Written request: Drop the pictures from the entries below, then reproduce the rest exactly.

— begin Dataset records —

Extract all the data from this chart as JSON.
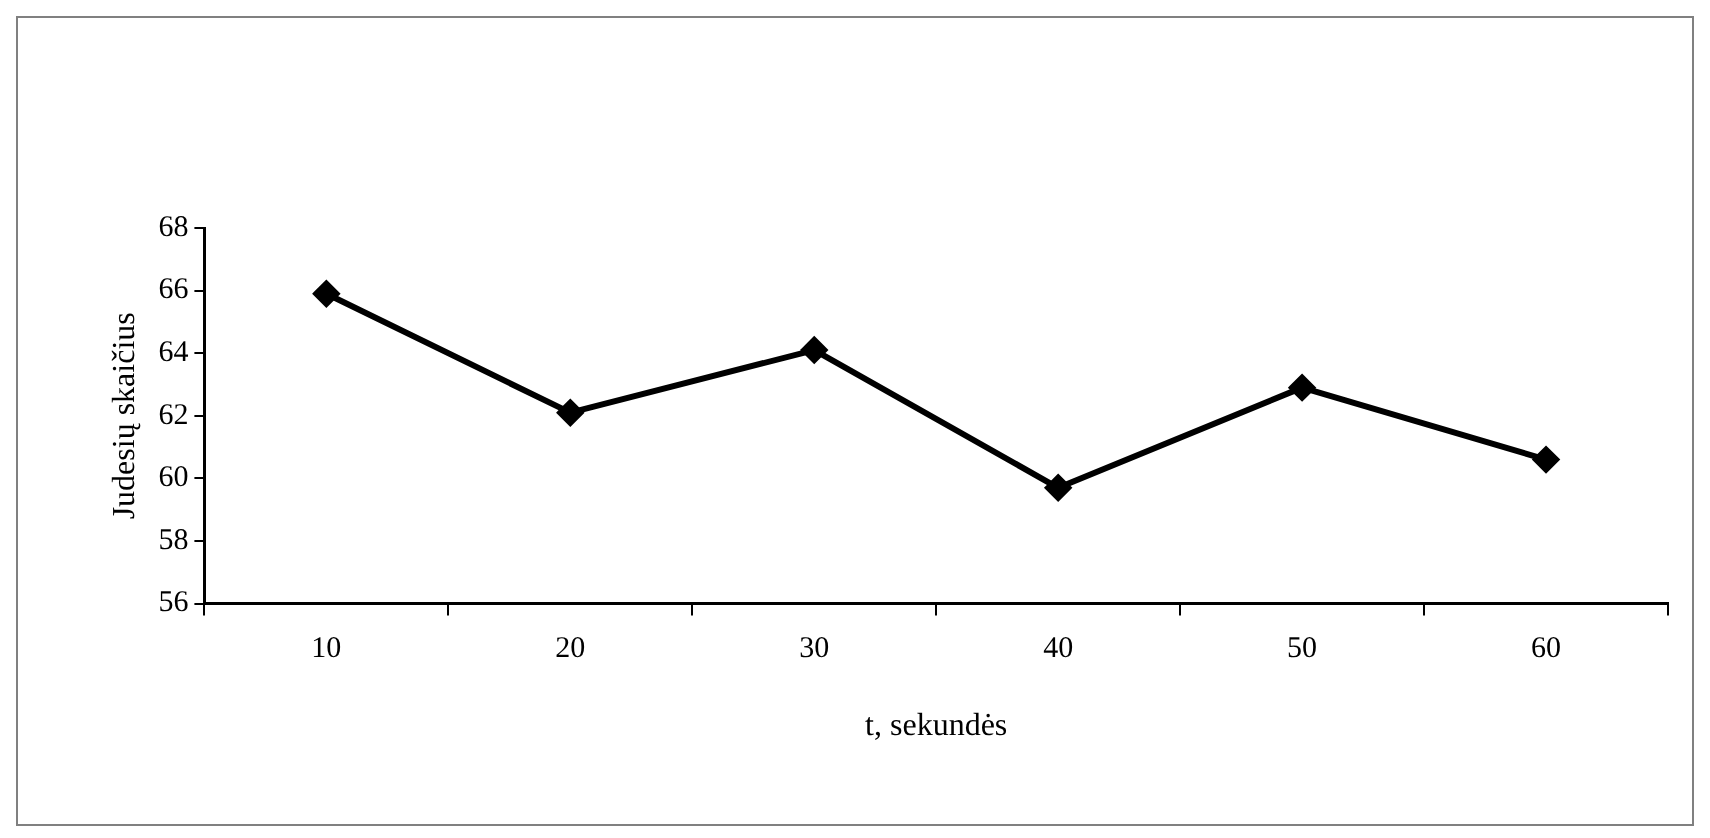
{
  "chart_data": {
    "type": "line",
    "xlabel": "t, sekundės",
    "ylabel": "Judesių skaičius",
    "categories": [
      "10",
      "20",
      "30",
      "40",
      "50",
      "60"
    ],
    "series": [
      {
        "color": "#000000",
        "values": [
          65.9,
          62.1,
          64.1,
          59.7,
          62.9,
          60.6
        ]
      }
    ],
    "ylim": [
      56,
      68
    ],
    "yticks": [
      56,
      58,
      60,
      62,
      64,
      66,
      68
    ],
    "grid": false,
    "legend": false,
    "marker": "diamond",
    "line_style": "solid"
  }
}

— end Dataset records —

Task result:
Extract all the data from this chart as JSON.
{
  "chart_data": {
    "type": "line",
    "xlabel": "t, sekundės",
    "ylabel": "Judesių skaičius",
    "categories": [
      "10",
      "20",
      "30",
      "40",
      "50",
      "60"
    ],
    "series": [
      {
        "color": "#000000",
        "values": [
          65.9,
          62.1,
          64.1,
          59.7,
          62.9,
          60.6
        ]
      }
    ],
    "ylim": [
      56,
      68
    ],
    "yticks": [
      56,
      58,
      60,
      62,
      64,
      66,
      68
    ],
    "grid": false,
    "legend": false,
    "marker": "diamond",
    "line_style": "solid"
  }
}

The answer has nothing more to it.